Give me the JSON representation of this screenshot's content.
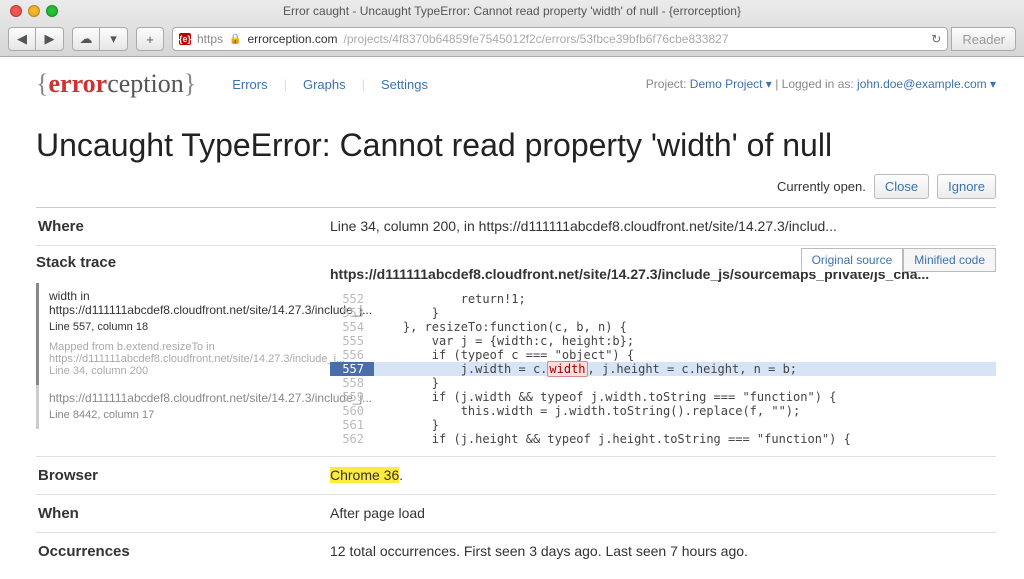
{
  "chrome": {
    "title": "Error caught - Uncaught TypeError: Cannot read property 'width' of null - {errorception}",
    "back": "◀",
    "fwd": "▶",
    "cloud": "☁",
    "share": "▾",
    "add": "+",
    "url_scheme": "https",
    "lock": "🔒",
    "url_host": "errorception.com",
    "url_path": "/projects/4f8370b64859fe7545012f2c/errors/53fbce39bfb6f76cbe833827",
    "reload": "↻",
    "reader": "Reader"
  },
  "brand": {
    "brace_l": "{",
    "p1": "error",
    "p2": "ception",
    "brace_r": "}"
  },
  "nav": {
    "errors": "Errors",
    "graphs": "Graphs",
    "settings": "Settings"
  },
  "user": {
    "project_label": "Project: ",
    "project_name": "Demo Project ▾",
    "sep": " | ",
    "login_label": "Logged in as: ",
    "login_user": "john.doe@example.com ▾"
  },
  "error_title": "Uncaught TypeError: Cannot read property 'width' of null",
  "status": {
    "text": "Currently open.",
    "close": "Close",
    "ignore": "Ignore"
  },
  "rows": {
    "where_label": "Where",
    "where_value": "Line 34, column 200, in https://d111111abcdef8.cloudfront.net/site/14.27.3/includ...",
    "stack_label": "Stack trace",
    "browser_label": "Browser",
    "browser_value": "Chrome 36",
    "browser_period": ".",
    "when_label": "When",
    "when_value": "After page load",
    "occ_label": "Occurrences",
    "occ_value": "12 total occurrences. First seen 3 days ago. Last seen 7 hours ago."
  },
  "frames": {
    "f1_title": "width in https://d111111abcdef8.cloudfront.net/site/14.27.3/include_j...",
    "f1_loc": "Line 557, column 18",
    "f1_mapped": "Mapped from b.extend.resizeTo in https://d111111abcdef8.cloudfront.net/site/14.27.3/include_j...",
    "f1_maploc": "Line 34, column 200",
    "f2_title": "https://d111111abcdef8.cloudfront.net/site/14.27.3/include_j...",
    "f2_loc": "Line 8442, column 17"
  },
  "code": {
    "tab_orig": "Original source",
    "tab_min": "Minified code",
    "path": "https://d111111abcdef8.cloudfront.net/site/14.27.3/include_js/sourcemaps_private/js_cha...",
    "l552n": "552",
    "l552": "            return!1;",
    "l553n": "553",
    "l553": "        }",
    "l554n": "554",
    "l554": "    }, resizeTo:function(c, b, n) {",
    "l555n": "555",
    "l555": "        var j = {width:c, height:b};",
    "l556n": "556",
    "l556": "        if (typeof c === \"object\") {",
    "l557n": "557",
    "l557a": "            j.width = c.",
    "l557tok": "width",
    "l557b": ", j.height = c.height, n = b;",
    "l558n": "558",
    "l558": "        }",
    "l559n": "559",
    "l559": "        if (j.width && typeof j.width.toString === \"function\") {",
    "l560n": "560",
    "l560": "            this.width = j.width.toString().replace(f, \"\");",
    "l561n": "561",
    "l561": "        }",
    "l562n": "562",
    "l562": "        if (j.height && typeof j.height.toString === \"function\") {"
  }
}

━━━━━━━━━━━━━━━━━━━━━━━━━━━━━━

#### What this task involves:
Write out the whole listing exactly, and drop the pictures.

#### Task answer:
Give me the JSON representation of this screenshot's content.
{
  "chrome": {
    "title": "Error caught - Uncaught TypeError: Cannot read property 'width' of null - {errorception}",
    "back": "◀",
    "fwd": "▶",
    "cloud": "☁",
    "share": "▾",
    "add": "+",
    "url_scheme": "https",
    "lock": "🔒",
    "url_host": "errorception.com",
    "url_path": "/projects/4f8370b64859fe7545012f2c/errors/53fbce39bfb6f76cbe833827",
    "reload": "↻",
    "reader": "Reader"
  },
  "brand": {
    "brace_l": "{",
    "p1": "error",
    "p2": "ception",
    "brace_r": "}"
  },
  "nav": {
    "errors": "Errors",
    "graphs": "Graphs",
    "settings": "Settings"
  },
  "user": {
    "project_label": "Project: ",
    "project_name": "Demo Project ▾",
    "sep": " | ",
    "login_label": "Logged in as: ",
    "login_user": "john.doe@example.com ▾"
  },
  "error_title": "Uncaught TypeError: Cannot read property 'width' of null",
  "status": {
    "text": "Currently open.",
    "close": "Close",
    "ignore": "Ignore"
  },
  "rows": {
    "where_label": "Where",
    "where_value": "Line 34, column 200, in https://d111111abcdef8.cloudfront.net/site/14.27.3/includ...",
    "stack_label": "Stack trace",
    "browser_label": "Browser",
    "browser_value": "Chrome 36",
    "browser_period": ".",
    "when_label": "When",
    "when_value": "After page load",
    "occ_label": "Occurrences",
    "occ_value": "12 total occurrences. First seen 3 days ago. Last seen 7 hours ago."
  },
  "frames": {
    "f1_title": "width in https://d111111abcdef8.cloudfront.net/site/14.27.3/include_j...",
    "f1_loc": "Line 557, column 18",
    "f1_mapped": "Mapped from b.extend.resizeTo in https://d111111abcdef8.cloudfront.net/site/14.27.3/include_j...",
    "f1_maploc": "Line 34, column 200",
    "f2_title": "https://d111111abcdef8.cloudfront.net/site/14.27.3/include_j...",
    "f2_loc": "Line 8442, column 17"
  },
  "code": {
    "tab_orig": "Original source",
    "tab_min": "Minified code",
    "path": "https://d111111abcdef8.cloudfront.net/site/14.27.3/include_js/sourcemaps_private/js_cha...",
    "l552n": "552",
    "l552": "            return!1;",
    "l553n": "553",
    "l553": "        }",
    "l554n": "554",
    "l554": "    }, resizeTo:function(c, b, n) {",
    "l555n": "555",
    "l555": "        var j = {width:c, height:b};",
    "l556n": "556",
    "l556": "        if (typeof c === \"object\") {",
    "l557n": "557",
    "l557a": "            j.width = c.",
    "l557tok": "width",
    "l557b": ", j.height = c.height, n = b;",
    "l558n": "558",
    "l558": "        }",
    "l559n": "559",
    "l559": "        if (j.width && typeof j.width.toString === \"function\") {",
    "l560n": "560",
    "l560": "            this.width = j.width.toString().replace(f, \"\");",
    "l561n": "561",
    "l561": "        }",
    "l562n": "562",
    "l562": "        if (j.height && typeof j.height.toString === \"function\") {"
  }
}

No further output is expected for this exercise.